■ **The exercise**: Extract each line from the entries below that includes the string "chart".

■ **Data rows**:
* begin *

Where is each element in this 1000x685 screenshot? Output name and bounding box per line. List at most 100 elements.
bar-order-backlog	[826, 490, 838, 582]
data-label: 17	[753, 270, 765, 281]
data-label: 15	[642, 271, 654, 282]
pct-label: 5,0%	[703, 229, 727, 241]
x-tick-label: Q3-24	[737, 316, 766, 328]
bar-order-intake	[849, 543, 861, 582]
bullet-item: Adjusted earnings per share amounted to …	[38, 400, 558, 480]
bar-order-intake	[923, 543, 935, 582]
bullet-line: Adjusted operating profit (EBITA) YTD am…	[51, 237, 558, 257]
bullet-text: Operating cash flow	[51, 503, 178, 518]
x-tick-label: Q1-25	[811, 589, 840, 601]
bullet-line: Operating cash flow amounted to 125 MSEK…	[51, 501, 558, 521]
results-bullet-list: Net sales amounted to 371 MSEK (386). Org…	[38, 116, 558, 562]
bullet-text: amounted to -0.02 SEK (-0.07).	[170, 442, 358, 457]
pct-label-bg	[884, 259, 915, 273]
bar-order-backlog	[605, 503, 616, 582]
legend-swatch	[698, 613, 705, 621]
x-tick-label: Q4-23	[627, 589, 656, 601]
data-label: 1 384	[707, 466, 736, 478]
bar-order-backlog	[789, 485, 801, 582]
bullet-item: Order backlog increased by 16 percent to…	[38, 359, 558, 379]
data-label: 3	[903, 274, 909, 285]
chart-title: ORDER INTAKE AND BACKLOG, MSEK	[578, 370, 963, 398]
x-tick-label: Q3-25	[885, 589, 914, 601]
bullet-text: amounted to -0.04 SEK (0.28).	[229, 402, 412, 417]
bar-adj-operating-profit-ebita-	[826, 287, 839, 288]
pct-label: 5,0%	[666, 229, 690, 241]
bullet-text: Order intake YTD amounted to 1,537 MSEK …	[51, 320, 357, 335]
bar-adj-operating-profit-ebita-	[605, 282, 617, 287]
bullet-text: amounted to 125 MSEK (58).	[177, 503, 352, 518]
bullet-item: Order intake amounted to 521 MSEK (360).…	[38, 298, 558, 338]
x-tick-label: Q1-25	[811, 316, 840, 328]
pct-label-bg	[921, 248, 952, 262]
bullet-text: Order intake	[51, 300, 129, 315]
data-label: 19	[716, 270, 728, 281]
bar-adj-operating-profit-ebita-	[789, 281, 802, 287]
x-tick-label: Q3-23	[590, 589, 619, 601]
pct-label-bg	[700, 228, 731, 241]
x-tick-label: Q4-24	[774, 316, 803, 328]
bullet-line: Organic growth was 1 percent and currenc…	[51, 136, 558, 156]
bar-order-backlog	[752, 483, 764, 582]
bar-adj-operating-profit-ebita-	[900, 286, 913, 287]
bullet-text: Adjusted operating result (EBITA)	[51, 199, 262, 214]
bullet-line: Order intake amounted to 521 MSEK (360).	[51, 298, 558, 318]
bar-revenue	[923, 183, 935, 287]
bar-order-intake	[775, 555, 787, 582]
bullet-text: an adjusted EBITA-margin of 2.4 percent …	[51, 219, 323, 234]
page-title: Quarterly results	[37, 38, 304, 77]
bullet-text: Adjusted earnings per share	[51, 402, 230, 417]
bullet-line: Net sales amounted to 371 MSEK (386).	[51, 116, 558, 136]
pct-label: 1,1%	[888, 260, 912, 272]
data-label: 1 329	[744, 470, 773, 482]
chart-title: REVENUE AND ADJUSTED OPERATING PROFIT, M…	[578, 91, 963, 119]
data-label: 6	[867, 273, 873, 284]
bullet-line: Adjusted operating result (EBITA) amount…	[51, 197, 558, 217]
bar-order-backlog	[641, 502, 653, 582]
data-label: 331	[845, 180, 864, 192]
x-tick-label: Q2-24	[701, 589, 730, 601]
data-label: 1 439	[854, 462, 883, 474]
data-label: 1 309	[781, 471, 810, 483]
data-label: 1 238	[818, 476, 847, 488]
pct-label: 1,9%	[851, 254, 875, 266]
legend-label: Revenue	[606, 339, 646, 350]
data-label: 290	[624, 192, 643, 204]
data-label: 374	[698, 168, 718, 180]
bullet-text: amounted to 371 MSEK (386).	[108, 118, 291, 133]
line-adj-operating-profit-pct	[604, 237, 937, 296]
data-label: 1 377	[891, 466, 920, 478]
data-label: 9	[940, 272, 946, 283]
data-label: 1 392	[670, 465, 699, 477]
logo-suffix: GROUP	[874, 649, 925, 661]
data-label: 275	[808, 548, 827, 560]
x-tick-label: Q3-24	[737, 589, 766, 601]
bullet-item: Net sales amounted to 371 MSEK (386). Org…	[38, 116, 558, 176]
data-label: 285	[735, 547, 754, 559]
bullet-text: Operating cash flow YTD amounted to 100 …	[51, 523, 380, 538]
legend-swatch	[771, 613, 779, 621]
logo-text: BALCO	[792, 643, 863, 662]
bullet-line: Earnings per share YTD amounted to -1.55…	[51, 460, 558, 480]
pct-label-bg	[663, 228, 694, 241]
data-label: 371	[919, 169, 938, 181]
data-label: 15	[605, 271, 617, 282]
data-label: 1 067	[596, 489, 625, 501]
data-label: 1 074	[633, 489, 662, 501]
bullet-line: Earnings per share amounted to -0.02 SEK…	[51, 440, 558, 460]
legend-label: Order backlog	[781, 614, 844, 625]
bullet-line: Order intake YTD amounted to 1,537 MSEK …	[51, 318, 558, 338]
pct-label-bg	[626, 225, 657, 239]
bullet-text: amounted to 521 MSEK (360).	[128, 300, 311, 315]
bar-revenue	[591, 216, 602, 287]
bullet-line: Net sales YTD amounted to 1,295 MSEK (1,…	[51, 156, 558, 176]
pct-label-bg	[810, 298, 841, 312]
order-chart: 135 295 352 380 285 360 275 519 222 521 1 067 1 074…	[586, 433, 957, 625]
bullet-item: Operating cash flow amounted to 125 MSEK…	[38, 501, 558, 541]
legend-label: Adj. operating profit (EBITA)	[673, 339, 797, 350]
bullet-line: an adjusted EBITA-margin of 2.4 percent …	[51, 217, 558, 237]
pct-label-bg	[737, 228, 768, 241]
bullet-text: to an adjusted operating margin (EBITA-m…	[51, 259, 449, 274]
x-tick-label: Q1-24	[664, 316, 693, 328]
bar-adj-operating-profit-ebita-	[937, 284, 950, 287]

* end *

■ **The response**:
chart-title: ORDER INTAKE AND BACKLOG, MSEK	[578, 370, 963, 398]
chart-title: REVENUE AND ADJUSTED OPERATING PROFIT, M…	[578, 91, 963, 119]
order-chart: 135 295 352 380 285 360 275 519 222 521 1 067 1 074…	[586, 433, 957, 625]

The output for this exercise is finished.